### SOURCE MATERIAL:
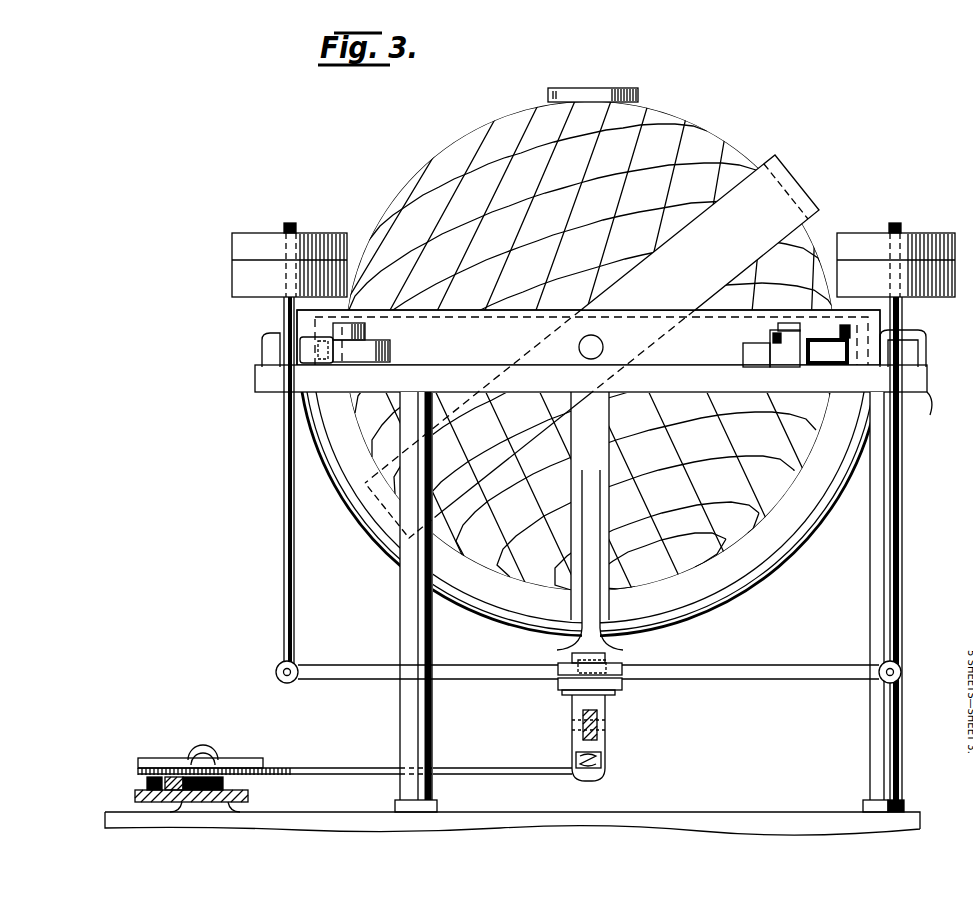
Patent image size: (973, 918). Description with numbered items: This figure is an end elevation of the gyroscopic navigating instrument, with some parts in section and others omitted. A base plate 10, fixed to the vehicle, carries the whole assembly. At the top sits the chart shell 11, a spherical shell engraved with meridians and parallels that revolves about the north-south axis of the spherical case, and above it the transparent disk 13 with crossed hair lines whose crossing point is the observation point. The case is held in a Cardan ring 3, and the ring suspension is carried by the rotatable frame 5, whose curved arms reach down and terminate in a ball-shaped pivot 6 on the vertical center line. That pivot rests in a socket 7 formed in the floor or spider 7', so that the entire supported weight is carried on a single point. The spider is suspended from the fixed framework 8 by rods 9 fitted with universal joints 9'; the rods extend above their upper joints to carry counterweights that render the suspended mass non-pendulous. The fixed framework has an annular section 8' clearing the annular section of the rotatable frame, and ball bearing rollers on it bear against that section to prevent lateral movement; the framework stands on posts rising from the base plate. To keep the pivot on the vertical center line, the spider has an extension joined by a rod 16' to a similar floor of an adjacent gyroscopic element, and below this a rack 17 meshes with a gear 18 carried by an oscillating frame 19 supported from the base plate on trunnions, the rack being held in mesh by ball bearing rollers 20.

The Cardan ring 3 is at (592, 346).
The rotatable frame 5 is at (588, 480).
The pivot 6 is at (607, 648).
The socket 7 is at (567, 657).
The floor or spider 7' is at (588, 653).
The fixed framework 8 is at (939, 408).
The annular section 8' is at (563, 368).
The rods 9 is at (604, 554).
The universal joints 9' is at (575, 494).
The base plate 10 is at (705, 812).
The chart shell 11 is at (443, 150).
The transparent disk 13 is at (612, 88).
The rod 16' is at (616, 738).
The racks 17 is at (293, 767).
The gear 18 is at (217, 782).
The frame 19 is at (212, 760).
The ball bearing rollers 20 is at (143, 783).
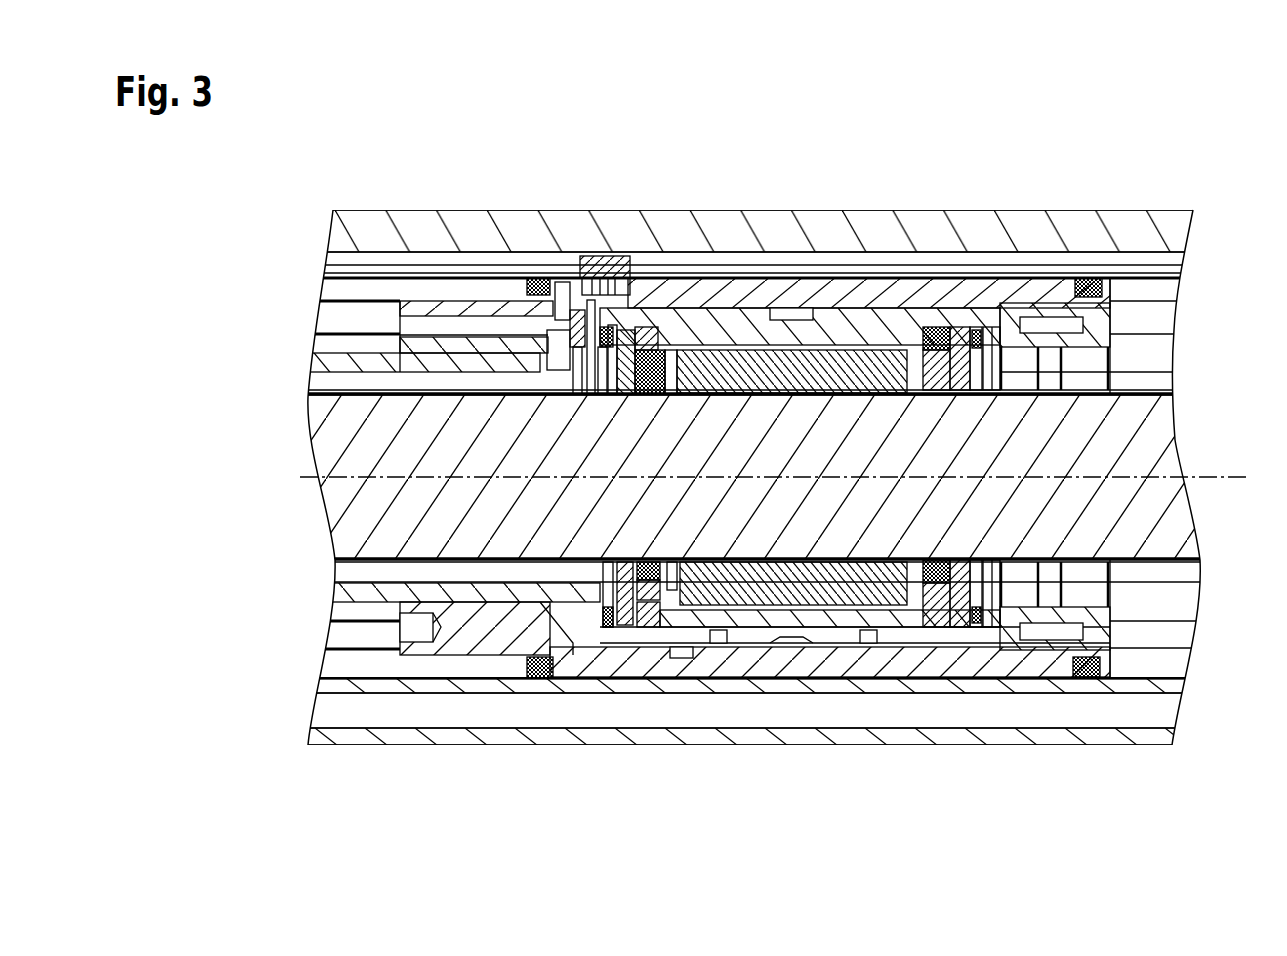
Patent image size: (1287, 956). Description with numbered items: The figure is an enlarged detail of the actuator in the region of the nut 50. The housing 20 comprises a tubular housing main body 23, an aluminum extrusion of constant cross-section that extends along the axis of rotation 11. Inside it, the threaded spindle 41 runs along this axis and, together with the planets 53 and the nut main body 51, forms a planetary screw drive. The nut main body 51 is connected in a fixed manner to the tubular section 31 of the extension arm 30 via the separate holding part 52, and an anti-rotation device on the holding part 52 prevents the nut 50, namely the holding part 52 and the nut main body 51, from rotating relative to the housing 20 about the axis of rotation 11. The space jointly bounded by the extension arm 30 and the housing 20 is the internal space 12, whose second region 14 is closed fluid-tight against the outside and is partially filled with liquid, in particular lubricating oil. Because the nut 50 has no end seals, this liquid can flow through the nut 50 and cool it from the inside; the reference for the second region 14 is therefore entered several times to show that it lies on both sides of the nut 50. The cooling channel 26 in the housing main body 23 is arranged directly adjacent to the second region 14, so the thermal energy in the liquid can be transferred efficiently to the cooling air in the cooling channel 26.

### SET PROBLEM:
Set down every line of the material above word for word, leaving out the pictures.

### EXERCISE OUTPUT:
Patent image size: (973, 918). Description with numbered items: This figure is an end elevation of the gyroscopic navigating instrument, with some parts in section and others omitted. A base plate 10, fixed to the vehicle, carries the whole assembly. At the top sits the chart shell 11, a spherical shell engraved with meridians and parallels that revolves about the north-south axis of the spherical case, and above it the transparent disk 13 with crossed hair lines whose crossing point is the observation point. The case is held in a Cardan ring 3, and the ring suspension is carried by the rotatable frame 5, whose curved arms reach down and terminate in a ball-shaped pivot 6 on the vertical center line. That pivot rests in a socket 7 formed in the floor or spider 7', so that the entire supported weight is carried on a single point. The spider is suspended from the fixed framework 8 by rods 9 fitted with universal joints 9'; the rods extend above their upper joints to carry counterweights that render the suspended mass non-pendulous. The fixed framework has an annular section 8' clearing the annular section of the rotatable frame, and ball bearing rollers on it bear against that section to prevent lateral movement; the framework stands on posts rising from the base plate. To keep the pivot on the vertical center line, the spider has an extension joined by a rod 16' to a similar floor of an adjacent gyroscopic element, and below this a rack 17 meshes with a gear 18 carried by an oscillating frame 19 supported from the base plate on trunnions, the rack being held in mesh by ball bearing rollers 20.

The Cardan ring 3 is at (592, 346).
The rotatable frame 5 is at (588, 480).
The pivot 6 is at (607, 648).
The socket 7 is at (567, 657).
The floor or spider 7' is at (588, 653).
The fixed framework 8 is at (939, 408).
The annular section 8' is at (563, 368).
The rods 9 is at (604, 554).
The universal joints 9' is at (575, 494).
The base plate 10 is at (705, 812).
The chart shell 11 is at (443, 150).
The transparent disk 13 is at (612, 88).
The rod 16' is at (616, 738).
The racks 17 is at (293, 767).
The gear 18 is at (217, 782).
The frame 19 is at (212, 760).
The ball bearing rollers 20 is at (143, 783).
Patent image size: (1287, 956). Description with numbered items: The figure is an enlarged detail of the actuator in the region of the nut 50. The housing 20 comprises a tubular housing main body 23, an aluminum extrusion of constant cross-section that extends along the axis of rotation 11. Inside it, the threaded spindle 41 runs along this axis and, together with the planets 53 and the nut main body 51, forms a planetary screw drive. The nut main body 51 is connected in a fixed manner to the tubular section 31 of the extension arm 30 via the separate holding part 52, and an anti-rotation device on the holding part 52 prevents the nut 50, namely the holding part 52 and the nut main body 51, from rotating relative to the housing 20 about the axis of rotation 11. The space jointly bounded by the extension arm 30 and the housing 20 is the internal space 12, whose second region 14 is closed fluid-tight against the outside and is partially filled with liquid, in particular lubricating oil. Because the nut 50 has no end seals, this liquid can flow through the nut 50 and cool it from the inside; the reference for the second region 14 is therefore entered several times to show that it lies on both sides of the nut 50. The cooling channel 26 in the housing main body 23 is arranged directly adjacent to the second region 14, so the thermal energy in the liquid can be transferred efficiently to the cooling air in the cooling channel 26.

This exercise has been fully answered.